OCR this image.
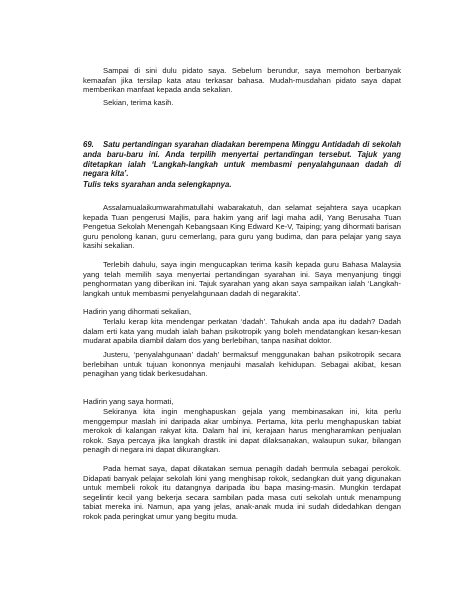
Sampai di sini dulu pidato saya. Sebelum berundur, saya memohon berbanyak kemaafan jika tersilap kata atau terkasar bahasa. Mudah-musdahan pidato saya dapat memberikan manfaat kepada anda sekalian.
Sekian, terima kasih.
69. Satu pertandingan syarahan diadakan berempena Minggu Antidadah di sekolah anda baru-baru ini. Anda terpilih menyertai pertandingan tersebut. Tajuk yang ditetapkan ialah ‘Langkah-langkah untuk membasmi penyalahgunaan dadah di negara kita’.
Tulis teks syarahan anda selengkapnya.
Assalamualaikumwarahmatullahi wabarakatuh, dan selamat sejahtera saya ucapkan kepada Tuan pengerusi Majlis, para hakim yang arif lagi maha adil, Yang Berusaha Tuan Pengetua Sekolah Menengah Kebangsaan King Edward Ke-V, Taiping; yang dihormati barisan guru penolong kanan, guru cemerlang, para guru yang budima, dan para pelajar yang saya kasihi sekalian.
Terlebih dahulu, saya ingin mengucapkan terima kasih kepada guru Bahasa Malaysia yang telah memilih saya menyertai pertandingan syarahan ini. Saya menyanjung tinggi penghormatan yang diberikan ini. Tajuk syarahan yang akan saya sampaikan ialah ‘Langkah-langkah untuk membasmi penyelahgunaan dadah di negarakita’.
Hadirin yang dihormati sekalian,
Terlalu kerap kita mendengar perkatan ‘dadah’. Tahukah anda apa itu dadah? Dadah dalam erti kata yang mudah ialah bahan psikotropik yang boleh mendatangkan kesan-kesan mudarat apabila diambil dalam dos yang berlebihan, tanpa nasihat doktor.
Justeru, ‘penyalahgunaan’ dadah’ bermaksuf menggunakan bahan psikotropik secara berlebihan untuk tujuan kononnya menjauhi masalah kehidupan. Sebagai akibat, kesan penagihan yang tidak berkesudahan.
Hadirin yang saya hormati,
Sekiranya kita ingin menghapuskan gejala yang membinasakan ini, kita perlu menggempur maslah ini daripada akar umbinya. Pertama, kita perlu menghapuskan tabiat merokok di kalangan rakyat kita. Dalam hal ini, kerajaan harus mengharamkan penjualan rokok. Saya percaya jika langkah drastik ini dapat dilaksanakan, walaupun sukar, bilangan penagih di negara ini dapat dikurangkan.
Pada hemat saya, dapat dikatakan semua penagih dadah bermula sebagai perokok. Didapati banyak pelajar sekolah kini yang menghisap rokok, sedangkan duit yang digunakan untuk membeli rokok itu datangnya daripada ibu bapa masing-masin. Mungkin terdapat segelintir kecil yang bekerja secara sambilan pada masa cuti sekolah untuk menampung tabiat mereka ini. Namun, apa yang jelas, anak-anak muda ini sudah didedahkan dengan rokok pada peringkat umur yang begitu muda.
__________________________________________________
SET TASK: Set the pictures aside and transcribe the data above exactly.

RESULT:
OCR this image.
Sampai di sini dulu pidato saya. Sebelum berundur, saya memohon berbanyak kemaafan jika tersilap kata atau terkasar bahasa. Mudah-musdahan pidato saya dapat memberikan manfaat kepada anda sekalian.
Sekian, terima kasih.
69. Satu pertandingan syarahan diadakan berempena Minggu Antidadah di sekolah anda baru-baru ini. Anda terpilih menyertai pertandingan tersebut. Tajuk yang ditetapkan ialah ‘Langkah-langkah untuk membasmi penyalahgunaan dadah di negara kita’.
Tulis teks syarahan anda selengkapnya.
Assalamualaikumwarahmatullahi wabarakatuh, dan selamat sejahtera saya ucapkan kepada Tuan pengerusi Majlis, para hakim yang arif lagi maha adil, Yang Berusaha Tuan Pengetua Sekolah Menengah Kebangsaan King Edward Ke-V, Taiping; yang dihormati barisan guru penolong kanan, guru cemerlang, para guru yang budima, dan para pelajar yang saya kasihi sekalian.
Terlebih dahulu, saya ingin mengucapkan terima kasih kepada guru Bahasa Malaysia yang telah memilih saya menyertai pertandingan syarahan ini. Saya menyanjung tinggi penghormatan yang diberikan ini. Tajuk syarahan yang akan saya sampaikan ialah ‘Langkah-langkah untuk membasmi penyelahgunaan dadah di negarakita’.
Hadirin yang dihormati sekalian,
Terlalu kerap kita mendengar perkatan ‘dadah’. Tahukah anda apa itu dadah? Dadah dalam erti kata yang mudah ialah bahan psikotropik yang boleh mendatangkan kesan-kesan mudarat apabila diambil dalam dos yang berlebihan, tanpa nasihat doktor.
Justeru, ‘penyalahgunaan’ dadah’ bermaksuf menggunakan bahan psikotropik secara berlebihan untuk tujuan kononnya menjauhi masalah kehidupan. Sebagai akibat, kesan penagihan yang tidak berkesudahan.
Hadirin yang saya hormati,
Sekiranya kita ingin menghapuskan gejala yang membinasakan ini, kita perlu menggempur maslah ini daripada akar umbinya. Pertama, kita perlu menghapuskan tabiat merokok di kalangan rakyat kita. Dalam hal ini, kerajaan harus mengharamkan penjualan rokok. Saya percaya jika langkah drastik ini dapat dilaksanakan, walaupun sukar, bilangan penagih di negara ini dapat dikurangkan.
Pada hemat saya, dapat dikatakan semua penagih dadah bermula sebagai perokok. Didapati banyak pelajar sekolah kini yang menghisap rokok, sedangkan duit yang digunakan untuk membeli rokok itu datangnya daripada ibu bapa masing-masin. Mungkin terdapat segelintir kecil yang bekerja secara sambilan pada masa cuti sekolah untuk menampung tabiat mereka ini. Namun, apa yang jelas, anak-anak muda ini sudah didedahkan dengan rokok pada peringkat umur yang begitu muda.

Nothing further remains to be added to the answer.